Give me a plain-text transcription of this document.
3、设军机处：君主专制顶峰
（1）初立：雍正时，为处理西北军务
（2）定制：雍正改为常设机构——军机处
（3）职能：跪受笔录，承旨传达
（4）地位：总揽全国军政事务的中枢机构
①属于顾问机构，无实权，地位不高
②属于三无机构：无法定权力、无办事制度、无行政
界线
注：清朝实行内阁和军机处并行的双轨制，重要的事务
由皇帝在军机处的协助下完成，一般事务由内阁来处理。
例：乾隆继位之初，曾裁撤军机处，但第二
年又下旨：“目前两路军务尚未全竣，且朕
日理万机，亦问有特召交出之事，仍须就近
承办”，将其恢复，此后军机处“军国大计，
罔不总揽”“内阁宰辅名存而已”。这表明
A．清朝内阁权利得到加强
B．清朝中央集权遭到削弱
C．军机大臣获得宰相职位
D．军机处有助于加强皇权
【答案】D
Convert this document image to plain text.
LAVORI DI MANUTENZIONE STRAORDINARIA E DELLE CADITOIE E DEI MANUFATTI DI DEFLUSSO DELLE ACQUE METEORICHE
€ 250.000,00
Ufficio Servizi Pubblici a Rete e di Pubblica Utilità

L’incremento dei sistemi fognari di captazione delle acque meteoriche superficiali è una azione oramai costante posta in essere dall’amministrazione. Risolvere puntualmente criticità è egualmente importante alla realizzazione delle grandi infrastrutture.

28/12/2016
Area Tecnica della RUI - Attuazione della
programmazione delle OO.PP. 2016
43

----------------

» **SET PROBLEM**
Copy every line of the entries above in which "text" occurs.

» **SOLUTION TO THIS TASK**
Give me a plain-text transcription of this document.
Convert this document image to plain text.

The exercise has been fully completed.